Copy the data precisely, keeping every character.

** START GIVEN DATA **

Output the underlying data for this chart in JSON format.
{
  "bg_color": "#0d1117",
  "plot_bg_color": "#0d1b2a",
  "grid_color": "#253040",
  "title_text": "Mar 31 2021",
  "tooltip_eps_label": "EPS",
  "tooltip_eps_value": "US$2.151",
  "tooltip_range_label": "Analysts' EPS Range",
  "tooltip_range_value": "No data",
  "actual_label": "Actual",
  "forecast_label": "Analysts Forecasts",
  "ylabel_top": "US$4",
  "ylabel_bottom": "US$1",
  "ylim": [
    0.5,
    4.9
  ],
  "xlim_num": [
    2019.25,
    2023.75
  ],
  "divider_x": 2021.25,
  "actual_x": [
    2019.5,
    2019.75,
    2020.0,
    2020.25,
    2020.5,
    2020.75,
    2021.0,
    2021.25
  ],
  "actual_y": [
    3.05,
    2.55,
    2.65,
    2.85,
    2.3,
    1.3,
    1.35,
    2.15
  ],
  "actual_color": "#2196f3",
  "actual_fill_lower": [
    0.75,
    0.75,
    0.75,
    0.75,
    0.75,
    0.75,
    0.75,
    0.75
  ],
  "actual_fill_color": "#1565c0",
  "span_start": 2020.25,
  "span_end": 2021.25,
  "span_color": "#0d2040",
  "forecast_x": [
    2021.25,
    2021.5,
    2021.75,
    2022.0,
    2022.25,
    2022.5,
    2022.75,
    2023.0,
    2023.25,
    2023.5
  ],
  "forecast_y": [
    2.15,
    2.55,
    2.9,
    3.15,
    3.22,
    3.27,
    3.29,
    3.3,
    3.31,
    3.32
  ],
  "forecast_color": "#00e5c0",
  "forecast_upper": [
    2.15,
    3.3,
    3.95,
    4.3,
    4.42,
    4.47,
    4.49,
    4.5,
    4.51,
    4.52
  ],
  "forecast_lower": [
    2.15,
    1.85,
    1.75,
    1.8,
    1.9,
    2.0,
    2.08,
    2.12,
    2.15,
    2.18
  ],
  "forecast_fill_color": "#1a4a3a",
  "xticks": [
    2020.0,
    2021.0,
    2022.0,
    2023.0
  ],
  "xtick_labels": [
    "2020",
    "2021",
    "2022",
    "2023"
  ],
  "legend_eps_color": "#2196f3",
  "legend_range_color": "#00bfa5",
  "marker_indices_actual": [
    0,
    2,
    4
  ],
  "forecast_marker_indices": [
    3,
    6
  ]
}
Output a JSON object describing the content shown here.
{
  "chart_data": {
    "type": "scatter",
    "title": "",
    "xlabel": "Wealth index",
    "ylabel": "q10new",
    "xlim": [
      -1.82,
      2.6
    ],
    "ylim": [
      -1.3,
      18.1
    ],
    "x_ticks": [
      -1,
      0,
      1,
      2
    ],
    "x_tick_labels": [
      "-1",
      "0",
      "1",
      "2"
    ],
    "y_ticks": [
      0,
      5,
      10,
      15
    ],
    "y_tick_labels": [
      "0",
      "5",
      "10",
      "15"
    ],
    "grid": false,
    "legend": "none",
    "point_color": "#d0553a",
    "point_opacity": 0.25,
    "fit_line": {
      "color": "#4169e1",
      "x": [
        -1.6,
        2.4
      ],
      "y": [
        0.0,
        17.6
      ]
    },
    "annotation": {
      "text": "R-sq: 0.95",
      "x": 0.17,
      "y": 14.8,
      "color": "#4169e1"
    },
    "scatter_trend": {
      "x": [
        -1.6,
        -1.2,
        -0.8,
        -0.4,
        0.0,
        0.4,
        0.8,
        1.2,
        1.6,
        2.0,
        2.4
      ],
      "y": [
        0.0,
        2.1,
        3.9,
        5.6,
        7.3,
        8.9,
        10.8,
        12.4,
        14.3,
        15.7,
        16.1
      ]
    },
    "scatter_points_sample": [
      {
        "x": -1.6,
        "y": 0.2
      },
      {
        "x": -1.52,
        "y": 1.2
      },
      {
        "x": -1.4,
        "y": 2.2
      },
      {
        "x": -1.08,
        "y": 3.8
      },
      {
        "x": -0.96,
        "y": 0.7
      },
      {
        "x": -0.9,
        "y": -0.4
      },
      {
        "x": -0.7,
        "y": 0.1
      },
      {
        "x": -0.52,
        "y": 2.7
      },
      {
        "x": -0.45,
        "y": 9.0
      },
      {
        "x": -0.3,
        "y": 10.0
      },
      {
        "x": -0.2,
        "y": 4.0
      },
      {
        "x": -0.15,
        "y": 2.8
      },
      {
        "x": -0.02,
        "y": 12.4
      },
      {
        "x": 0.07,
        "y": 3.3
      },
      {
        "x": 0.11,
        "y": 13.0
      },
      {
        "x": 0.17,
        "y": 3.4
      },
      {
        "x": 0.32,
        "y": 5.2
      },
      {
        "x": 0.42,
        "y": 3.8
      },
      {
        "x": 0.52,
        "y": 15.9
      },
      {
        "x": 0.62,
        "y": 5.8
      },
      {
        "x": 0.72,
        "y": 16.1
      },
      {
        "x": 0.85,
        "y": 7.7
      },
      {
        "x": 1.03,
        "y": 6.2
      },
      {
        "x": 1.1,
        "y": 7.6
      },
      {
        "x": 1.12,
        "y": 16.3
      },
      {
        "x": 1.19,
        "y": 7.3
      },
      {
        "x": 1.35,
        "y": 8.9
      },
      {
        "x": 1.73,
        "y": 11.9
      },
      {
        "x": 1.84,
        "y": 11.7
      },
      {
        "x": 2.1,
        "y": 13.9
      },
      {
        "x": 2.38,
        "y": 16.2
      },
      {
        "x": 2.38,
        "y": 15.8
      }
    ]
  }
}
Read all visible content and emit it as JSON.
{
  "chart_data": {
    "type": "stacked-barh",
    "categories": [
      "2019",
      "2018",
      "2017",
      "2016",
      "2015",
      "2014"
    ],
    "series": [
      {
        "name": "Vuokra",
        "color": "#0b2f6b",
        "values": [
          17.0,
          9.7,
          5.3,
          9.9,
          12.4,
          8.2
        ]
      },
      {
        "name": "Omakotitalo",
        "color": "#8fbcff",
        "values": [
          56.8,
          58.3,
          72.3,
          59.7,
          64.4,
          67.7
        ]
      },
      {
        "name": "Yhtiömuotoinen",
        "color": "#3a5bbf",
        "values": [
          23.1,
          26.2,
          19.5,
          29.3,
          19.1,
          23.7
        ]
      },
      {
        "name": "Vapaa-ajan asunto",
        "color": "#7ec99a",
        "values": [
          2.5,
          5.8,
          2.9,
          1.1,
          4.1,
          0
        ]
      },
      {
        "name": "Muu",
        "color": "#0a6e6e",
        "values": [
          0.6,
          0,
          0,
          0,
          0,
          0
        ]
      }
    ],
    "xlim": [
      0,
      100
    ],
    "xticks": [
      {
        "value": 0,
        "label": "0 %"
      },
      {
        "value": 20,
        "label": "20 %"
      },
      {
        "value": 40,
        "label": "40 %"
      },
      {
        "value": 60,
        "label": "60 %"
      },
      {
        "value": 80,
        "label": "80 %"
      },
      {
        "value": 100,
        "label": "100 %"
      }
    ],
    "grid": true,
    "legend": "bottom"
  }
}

** END GIVEN DATA **

▶ [OUTPUT OF THE EXERCISE]
Output the underlying data for this chart in JSON format.
{
  "bg_color": "#0d1117",
  "plot_bg_color": "#0d1b2a",
  "grid_color": "#253040",
  "title_text": "Mar 31 2021",
  "tooltip_eps_label": "EPS",
  "tooltip_eps_value": "US$2.151",
  "tooltip_range_label": "Analysts' EPS Range",
  "tooltip_range_value": "No data",
  "actual_label": "Actual",
  "forecast_label": "Analysts Forecasts",
  "ylabel_top": "US$4",
  "ylabel_bottom": "US$1",
  "ylim": [
    0.5,
    4.9
  ],
  "xlim_num": [
    2019.25,
    2023.75
  ],
  "divider_x": 2021.25,
  "actual_x": [
    2019.5,
    2019.75,
    2020.0,
    2020.25,
    2020.5,
    2020.75,
    2021.0,
    2021.25
  ],
  "actual_y": [
    3.05,
    2.55,
    2.65,
    2.85,
    2.3,
    1.3,
    1.35,
    2.15
  ],
  "actual_color": "#2196f3",
  "actual_fill_lower": [
    0.75,
    0.75,
    0.75,
    0.75,
    0.75,
    0.75,
    0.75,
    0.75
  ],
  "actual_fill_color": "#1565c0",
  "span_start": 2020.25,
  "span_end": 2021.25,
  "span_color": "#0d2040",
  "forecast_x": [
    2021.25,
    2021.5,
    2021.75,
    2022.0,
    2022.25,
    2022.5,
    2022.75,
    2023.0,
    2023.25,
    2023.5
  ],
  "forecast_y": [
    2.15,
    2.55,
    2.9,
    3.15,
    3.22,
    3.27,
    3.29,
    3.3,
    3.31,
    3.32
  ],
  "forecast_color": "#00e5c0",
  "forecast_upper": [
    2.15,
    3.3,
    3.95,
    4.3,
    4.42,
    4.47,
    4.49,
    4.5,
    4.51,
    4.52
  ],
  "forecast_lower": [
    2.15,
    1.85,
    1.75,
    1.8,
    1.9,
    2.0,
    2.08,
    2.12,
    2.15,
    2.18
  ],
  "forecast_fill_color": "#1a4a3a",
  "xticks": [
    2020.0,
    2021.0,
    2022.0,
    2023.0
  ],
  "xtick_labels": [
    "2020",
    "2021",
    "2022",
    "2023"
  ],
  "legend_eps_color": "#2196f3",
  "legend_range_color": "#00bfa5",
  "marker_indices_actual": [
    0,
    2,
    4
  ],
  "forecast_marker_indices": [
    3,
    6
  ]
}
Output a JSON object describing the content shown here.
{
  "chart_data": {
    "type": "scatter",
    "title": "",
    "xlabel": "Wealth index",
    "ylabel": "q10new",
    "xlim": [
      -1.82,
      2.6
    ],
    "ylim": [
      -1.3,
      18.1
    ],
    "x_ticks": [
      -1,
      0,
      1,
      2
    ],
    "x_tick_labels": [
      "-1",
      "0",
      "1",
      "2"
    ],
    "y_ticks": [
      0,
      5,
      10,
      15
    ],
    "y_tick_labels": [
      "0",
      "5",
      "10",
      "15"
    ],
    "grid": false,
    "legend": "none",
    "point_color": "#d0553a",
    "point_opacity": 0.25,
    "fit_line": {
      "color": "#4169e1",
      "x": [
        -1.6,
        2.4
      ],
      "y": [
        0.0,
        17.6
      ]
    },
    "annotation": {
      "text": "R-sq: 0.95",
      "x": 0.17,
      "y": 14.8,
      "color": "#4169e1"
    },
    "scatter_trend": {
      "x": [
        -1.6,
        -1.2,
        -0.8,
        -0.4,
        0.0,
        0.4,
        0.8,
        1.2,
        1.6,
        2.0,
        2.4
      ],
      "y": [
        0.0,
        2.1,
        3.9,
        5.6,
        7.3,
        8.9,
        10.8,
        12.4,
        14.3,
        15.7,
        16.1
      ]
    },
    "scatter_points_sample": [
      {
        "x": -1.6,
        "y": 0.2
      },
      {
        "x": -1.52,
        "y": 1.2
      },
      {
        "x": -1.4,
        "y": 2.2
      },
      {
        "x": -1.08,
        "y": 3.8
      },
      {
        "x": -0.96,
        "y": 0.7
      },
      {
        "x": -0.9,
        "y": -0.4
      },
      {
        "x": -0.7,
        "y": 0.1
      },
      {
        "x": -0.52,
        "y": 2.7
      },
      {
        "x": -0.45,
        "y": 9.0
      },
      {
        "x": -0.3,
        "y": 10.0
      },
      {
        "x": -0.2,
        "y": 4.0
      },
      {
        "x": -0.15,
        "y": 2.8
      },
      {
        "x": -0.02,
        "y": 12.4
      },
      {
        "x": 0.07,
        "y": 3.3
      },
      {
        "x": 0.11,
        "y": 13.0
      },
      {
        "x": 0.17,
        "y": 3.4
      },
      {
        "x": 0.32,
        "y": 5.2
      },
      {
        "x": 0.42,
        "y": 3.8
      },
      {
        "x": 0.52,
        "y": 15.9
      },
      {
        "x": 0.62,
        "y": 5.8
      },
      {
        "x": 0.72,
        "y": 16.1
      },
      {
        "x": 0.85,
        "y": 7.7
      },
      {
        "x": 1.03,
        "y": 6.2
      },
      {
        "x": 1.1,
        "y": 7.6
      },
      {
        "x": 1.12,
        "y": 16.3
      },
      {
        "x": 1.19,
        "y": 7.3
      },
      {
        "x": 1.35,
        "y": 8.9
      },
      {
        "x": 1.73,
        "y": 11.9
      },
      {
        "x": 1.84,
        "y": 11.7
      },
      {
        "x": 2.1,
        "y": 13.9
      },
      {
        "x": 2.38,
        "y": 16.2
      },
      {
        "x": 2.38,
        "y": 15.8
      }
    ]
  }
}
Read all visible content and emit it as JSON.
{
  "chart_data": {
    "type": "stacked-barh",
    "categories": [
      "2019",
      "2018",
      "2017",
      "2016",
      "2015",
      "2014"
    ],
    "series": [
      {
        "name": "Vuokra",
        "color": "#0b2f6b",
        "values": [
          17.0,
          9.7,
          5.3,
          9.9,
          12.4,
          8.2
        ]
      },
      {
        "name": "Omakotitalo",
        "color": "#8fbcff",
        "values": [
          56.8,
          58.3,
          72.3,
          59.7,
          64.4,
          67.7
        ]
      },
      {
        "name": "Yhtiömuotoinen",
        "color": "#3a5bbf",
        "values": [
          23.1,
          26.2,
          19.5,
          29.3,
          19.1,
          23.7
        ]
      },
      {
        "name": "Vapaa-ajan asunto",
        "color": "#7ec99a",
        "values": [
          2.5,
          5.8,
          2.9,
          1.1,
          4.1,
          0
        ]
      },
      {
        "name": "Muu",
        "color": "#0a6e6e",
        "values": [
          0.6,
          0,
          0,
          0,
          0,
          0
        ]
      }
    ],
    "xlim": [
      0,
      100
    ],
    "xticks": [
      {
        "value": 0,
        "label": "0 %"
      },
      {
        "value": 20,
        "label": "20 %"
      },
      {
        "value": 40,
        "label": "40 %"
      },
      {
        "value": 60,
        "label": "60 %"
      },
      {
        "value": 80,
        "label": "80 %"
      },
      {
        "value": 100,
        "label": "100 %"
      }
    ],
    "grid": true,
    "legend": "bottom"
  }
}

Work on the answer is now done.